begin RECORDS SUPPLIED
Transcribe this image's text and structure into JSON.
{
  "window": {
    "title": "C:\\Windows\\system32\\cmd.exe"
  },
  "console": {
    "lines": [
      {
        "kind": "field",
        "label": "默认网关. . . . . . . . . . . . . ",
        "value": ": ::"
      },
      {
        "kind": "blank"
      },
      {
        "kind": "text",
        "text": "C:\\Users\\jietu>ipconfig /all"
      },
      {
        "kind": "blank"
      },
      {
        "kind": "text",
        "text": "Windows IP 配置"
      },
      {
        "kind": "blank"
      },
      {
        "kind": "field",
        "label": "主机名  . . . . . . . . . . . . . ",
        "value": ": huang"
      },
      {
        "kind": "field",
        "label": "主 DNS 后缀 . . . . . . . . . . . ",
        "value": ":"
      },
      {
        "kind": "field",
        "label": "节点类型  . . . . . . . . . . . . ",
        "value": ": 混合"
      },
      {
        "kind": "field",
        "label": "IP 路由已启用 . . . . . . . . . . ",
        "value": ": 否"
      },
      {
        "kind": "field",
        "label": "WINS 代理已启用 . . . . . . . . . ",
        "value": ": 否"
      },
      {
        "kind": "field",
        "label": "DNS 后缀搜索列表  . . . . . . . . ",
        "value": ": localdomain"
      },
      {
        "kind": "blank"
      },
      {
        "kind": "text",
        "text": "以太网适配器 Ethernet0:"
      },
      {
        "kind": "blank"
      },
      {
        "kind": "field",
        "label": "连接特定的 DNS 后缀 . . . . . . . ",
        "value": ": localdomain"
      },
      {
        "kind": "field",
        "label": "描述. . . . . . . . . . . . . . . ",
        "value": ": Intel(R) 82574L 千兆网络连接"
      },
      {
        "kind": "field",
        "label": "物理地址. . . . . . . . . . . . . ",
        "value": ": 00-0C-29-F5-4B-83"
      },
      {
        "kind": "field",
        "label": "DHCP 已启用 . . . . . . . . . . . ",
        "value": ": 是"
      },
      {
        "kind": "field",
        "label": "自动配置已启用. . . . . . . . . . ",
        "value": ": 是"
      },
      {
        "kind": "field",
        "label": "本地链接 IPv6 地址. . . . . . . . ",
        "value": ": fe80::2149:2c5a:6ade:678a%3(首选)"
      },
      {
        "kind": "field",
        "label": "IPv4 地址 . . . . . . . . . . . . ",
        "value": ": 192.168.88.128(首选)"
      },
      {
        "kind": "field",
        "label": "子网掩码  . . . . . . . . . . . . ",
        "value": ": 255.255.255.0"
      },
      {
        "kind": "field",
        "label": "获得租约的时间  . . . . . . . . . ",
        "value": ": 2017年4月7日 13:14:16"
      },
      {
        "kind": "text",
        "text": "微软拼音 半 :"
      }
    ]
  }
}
end RECORDS SUPPLIED
Would you restate each of the entries word for word?

• FULL OUTPUT
Transcribe this image's text and structure into JSON.
{
  "window": {
    "title": "C:\\Windows\\system32\\cmd.exe"
  },
  "console": {
    "lines": [
      {
        "kind": "field",
        "label": "默认网关. . . . . . . . . . . . . ",
        "value": ": ::"
      },
      {
        "kind": "blank"
      },
      {
        "kind": "text",
        "text": "C:\\Users\\jietu>ipconfig /all"
      },
      {
        "kind": "blank"
      },
      {
        "kind": "text",
        "text": "Windows IP 配置"
      },
      {
        "kind": "blank"
      },
      {
        "kind": "field",
        "label": "主机名  . . . . . . . . . . . . . ",
        "value": ": huang"
      },
      {
        "kind": "field",
        "label": "主 DNS 后缀 . . . . . . . . . . . ",
        "value": ":"
      },
      {
        "kind": "field",
        "label": "节点类型  . . . . . . . . . . . . ",
        "value": ": 混合"
      },
      {
        "kind": "field",
        "label": "IP 路由已启用 . . . . . . . . . . ",
        "value": ": 否"
      },
      {
        "kind": "field",
        "label": "WINS 代理已启用 . . . . . . . . . ",
        "value": ": 否"
      },
      {
        "kind": "field",
        "label": "DNS 后缀搜索列表  . . . . . . . . ",
        "value": ": localdomain"
      },
      {
        "kind": "blank"
      },
      {
        "kind": "text",
        "text": "以太网适配器 Ethernet0:"
      },
      {
        "kind": "blank"
      },
      {
        "kind": "field",
        "label": "连接特定的 DNS 后缀 . . . . . . . ",
        "value": ": localdomain"
      },
      {
        "kind": "field",
        "label": "描述. . . . . . . . . . . . . . . ",
        "value": ": Intel(R) 82574L 千兆网络连接"
      },
      {
        "kind": "field",
        "label": "物理地址. . . . . . . . . . . . . ",
        "value": ": 00-0C-29-F5-4B-83"
      },
      {
        "kind": "field",
        "label": "DHCP 已启用 . . . . . . . . . . . ",
        "value": ": 是"
      },
      {
        "kind": "field",
        "label": "自动配置已启用. . . . . . . . . . ",
        "value": ": 是"
      },
      {
        "kind": "field",
        "label": "本地链接 IPv6 地址. . . . . . . . ",
        "value": ": fe80::2149:2c5a:6ade:678a%3(首选)"
      },
      {
        "kind": "field",
        "label": "IPv4 地址 . . . . . . . . . . . . ",
        "value": ": 192.168.88.128(首选)"
      },
      {
        "kind": "field",
        "label": "子网掩码  . . . . . . . . . . . . ",
        "value": ": 255.255.255.0"
      },
      {
        "kind": "field",
        "label": "获得租约的时间  . . . . . . . . . ",
        "value": ": 2017年4月7日 13:14:16"
      },
      {
        "kind": "text",
        "text": "微软拼音 半 :"
      }
    ]
  }
}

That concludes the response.